* WORK INSTRUCTIONS:
Tell how many lines in the data below include the word "himself". The answer is the number only.

* SUPPLIED RECORDS:
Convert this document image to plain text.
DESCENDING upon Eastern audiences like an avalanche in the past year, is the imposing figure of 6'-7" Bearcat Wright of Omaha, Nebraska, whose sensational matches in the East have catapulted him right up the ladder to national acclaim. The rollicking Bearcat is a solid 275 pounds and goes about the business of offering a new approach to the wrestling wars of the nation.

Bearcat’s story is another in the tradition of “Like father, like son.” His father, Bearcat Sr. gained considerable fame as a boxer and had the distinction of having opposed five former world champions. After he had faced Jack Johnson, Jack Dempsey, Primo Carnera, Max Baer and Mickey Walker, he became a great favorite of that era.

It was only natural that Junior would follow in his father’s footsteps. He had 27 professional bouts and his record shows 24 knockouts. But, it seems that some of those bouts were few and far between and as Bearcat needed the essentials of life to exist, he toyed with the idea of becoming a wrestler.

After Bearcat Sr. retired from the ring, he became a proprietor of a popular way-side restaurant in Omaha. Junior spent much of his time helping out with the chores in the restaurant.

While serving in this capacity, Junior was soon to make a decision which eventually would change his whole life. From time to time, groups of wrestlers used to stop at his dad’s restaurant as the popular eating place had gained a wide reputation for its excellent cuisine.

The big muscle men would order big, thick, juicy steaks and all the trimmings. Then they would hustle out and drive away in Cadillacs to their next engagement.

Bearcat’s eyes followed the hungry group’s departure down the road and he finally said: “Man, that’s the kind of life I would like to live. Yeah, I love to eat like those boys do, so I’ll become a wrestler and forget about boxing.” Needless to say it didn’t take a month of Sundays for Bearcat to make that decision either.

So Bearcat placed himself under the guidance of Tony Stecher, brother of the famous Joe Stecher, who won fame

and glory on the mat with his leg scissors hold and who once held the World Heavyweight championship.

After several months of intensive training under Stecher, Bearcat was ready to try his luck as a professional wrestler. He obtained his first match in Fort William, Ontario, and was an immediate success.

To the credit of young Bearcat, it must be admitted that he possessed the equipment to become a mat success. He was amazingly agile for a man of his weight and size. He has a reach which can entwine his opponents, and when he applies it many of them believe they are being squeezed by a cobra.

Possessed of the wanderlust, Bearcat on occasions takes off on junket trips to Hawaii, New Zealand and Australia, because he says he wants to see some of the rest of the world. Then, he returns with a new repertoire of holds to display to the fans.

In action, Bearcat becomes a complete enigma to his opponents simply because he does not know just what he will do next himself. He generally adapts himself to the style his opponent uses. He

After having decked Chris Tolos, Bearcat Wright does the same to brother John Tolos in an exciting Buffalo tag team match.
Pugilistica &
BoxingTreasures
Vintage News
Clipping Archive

* WRITTEN REPLY:
2